Figure collection entries:
########

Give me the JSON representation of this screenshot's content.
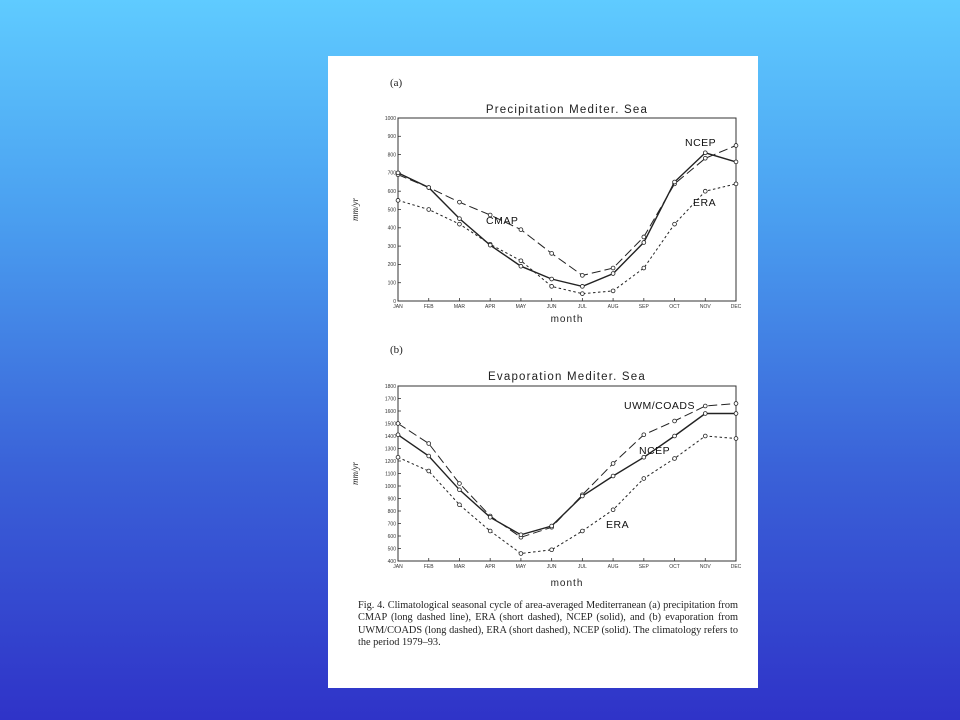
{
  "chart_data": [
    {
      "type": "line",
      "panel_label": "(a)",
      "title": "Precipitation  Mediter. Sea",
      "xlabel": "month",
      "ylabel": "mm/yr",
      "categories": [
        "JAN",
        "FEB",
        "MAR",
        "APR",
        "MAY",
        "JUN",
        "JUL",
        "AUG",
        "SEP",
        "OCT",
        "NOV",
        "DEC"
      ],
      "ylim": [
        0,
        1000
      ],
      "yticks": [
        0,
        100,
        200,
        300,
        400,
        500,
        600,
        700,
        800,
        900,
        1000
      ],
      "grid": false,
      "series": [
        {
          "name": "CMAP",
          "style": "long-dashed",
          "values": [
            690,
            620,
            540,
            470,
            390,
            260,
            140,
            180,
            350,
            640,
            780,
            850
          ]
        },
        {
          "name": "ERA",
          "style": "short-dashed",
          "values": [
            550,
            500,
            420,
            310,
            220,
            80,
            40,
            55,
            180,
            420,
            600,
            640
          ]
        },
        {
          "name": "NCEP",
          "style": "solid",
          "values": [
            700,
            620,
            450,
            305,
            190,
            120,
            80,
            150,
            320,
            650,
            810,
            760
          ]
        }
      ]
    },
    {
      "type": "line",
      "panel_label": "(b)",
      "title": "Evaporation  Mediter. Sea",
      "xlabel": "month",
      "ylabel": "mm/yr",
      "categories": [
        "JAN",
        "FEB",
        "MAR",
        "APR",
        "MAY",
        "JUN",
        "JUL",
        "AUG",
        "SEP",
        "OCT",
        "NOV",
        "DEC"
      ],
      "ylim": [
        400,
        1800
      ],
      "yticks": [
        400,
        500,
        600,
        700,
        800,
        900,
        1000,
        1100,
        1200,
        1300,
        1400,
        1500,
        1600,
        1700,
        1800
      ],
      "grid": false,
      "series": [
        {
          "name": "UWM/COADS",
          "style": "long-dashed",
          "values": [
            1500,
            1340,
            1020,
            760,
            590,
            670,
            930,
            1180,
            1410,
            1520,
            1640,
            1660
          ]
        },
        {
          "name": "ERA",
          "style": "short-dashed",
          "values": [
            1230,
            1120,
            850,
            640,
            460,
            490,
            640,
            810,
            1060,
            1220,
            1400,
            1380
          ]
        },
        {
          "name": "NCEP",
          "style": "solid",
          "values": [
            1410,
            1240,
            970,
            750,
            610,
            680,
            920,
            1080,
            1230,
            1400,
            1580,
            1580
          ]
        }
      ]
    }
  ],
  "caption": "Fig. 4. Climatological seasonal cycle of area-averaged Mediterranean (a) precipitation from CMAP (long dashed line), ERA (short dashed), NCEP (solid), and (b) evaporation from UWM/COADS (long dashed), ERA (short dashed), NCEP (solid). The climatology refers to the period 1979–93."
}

########

The records above must be transcribed exactly. Pictures are left out of the copy.

TASK RESPONSE -
Give me the JSON representation of this screenshot's content.
{
  "chart_data": [
    {
      "type": "line",
      "panel_label": "(a)",
      "title": "Precipitation  Mediter. Sea",
      "xlabel": "month",
      "ylabel": "mm/yr",
      "categories": [
        "JAN",
        "FEB",
        "MAR",
        "APR",
        "MAY",
        "JUN",
        "JUL",
        "AUG",
        "SEP",
        "OCT",
        "NOV",
        "DEC"
      ],
      "ylim": [
        0,
        1000
      ],
      "yticks": [
        0,
        100,
        200,
        300,
        400,
        500,
        600,
        700,
        800,
        900,
        1000
      ],
      "grid": false,
      "series": [
        {
          "name": "CMAP",
          "style": "long-dashed",
          "values": [
            690,
            620,
            540,
            470,
            390,
            260,
            140,
            180,
            350,
            640,
            780,
            850
          ]
        },
        {
          "name": "ERA",
          "style": "short-dashed",
          "values": [
            550,
            500,
            420,
            310,
            220,
            80,
            40,
            55,
            180,
            420,
            600,
            640
          ]
        },
        {
          "name": "NCEP",
          "style": "solid",
          "values": [
            700,
            620,
            450,
            305,
            190,
            120,
            80,
            150,
            320,
            650,
            810,
            760
          ]
        }
      ]
    },
    {
      "type": "line",
      "panel_label": "(b)",
      "title": "Evaporation  Mediter. Sea",
      "xlabel": "month",
      "ylabel": "mm/yr",
      "categories": [
        "JAN",
        "FEB",
        "MAR",
        "APR",
        "MAY",
        "JUN",
        "JUL",
        "AUG",
        "SEP",
        "OCT",
        "NOV",
        "DEC"
      ],
      "ylim": [
        400,
        1800
      ],
      "yticks": [
        400,
        500,
        600,
        700,
        800,
        900,
        1000,
        1100,
        1200,
        1300,
        1400,
        1500,
        1600,
        1700,
        1800
      ],
      "grid": false,
      "series": [
        {
          "name": "UWM/COADS",
          "style": "long-dashed",
          "values": [
            1500,
            1340,
            1020,
            760,
            590,
            670,
            930,
            1180,
            1410,
            1520,
            1640,
            1660
          ]
        },
        {
          "name": "ERA",
          "style": "short-dashed",
          "values": [
            1230,
            1120,
            850,
            640,
            460,
            490,
            640,
            810,
            1060,
            1220,
            1400,
            1380
          ]
        },
        {
          "name": "NCEP",
          "style": "solid",
          "values": [
            1410,
            1240,
            970,
            750,
            610,
            680,
            920,
            1080,
            1230,
            1400,
            1580,
            1580
          ]
        }
      ]
    }
  ],
  "caption": "Fig. 4. Climatological seasonal cycle of area-averaged Mediterranean (a) precipitation from CMAP (long dashed line), ERA (short dashed), NCEP (solid), and (b) evaporation from UWM/COADS (long dashed), ERA (short dashed), NCEP (solid). The climatology refers to the period 1979–93."
}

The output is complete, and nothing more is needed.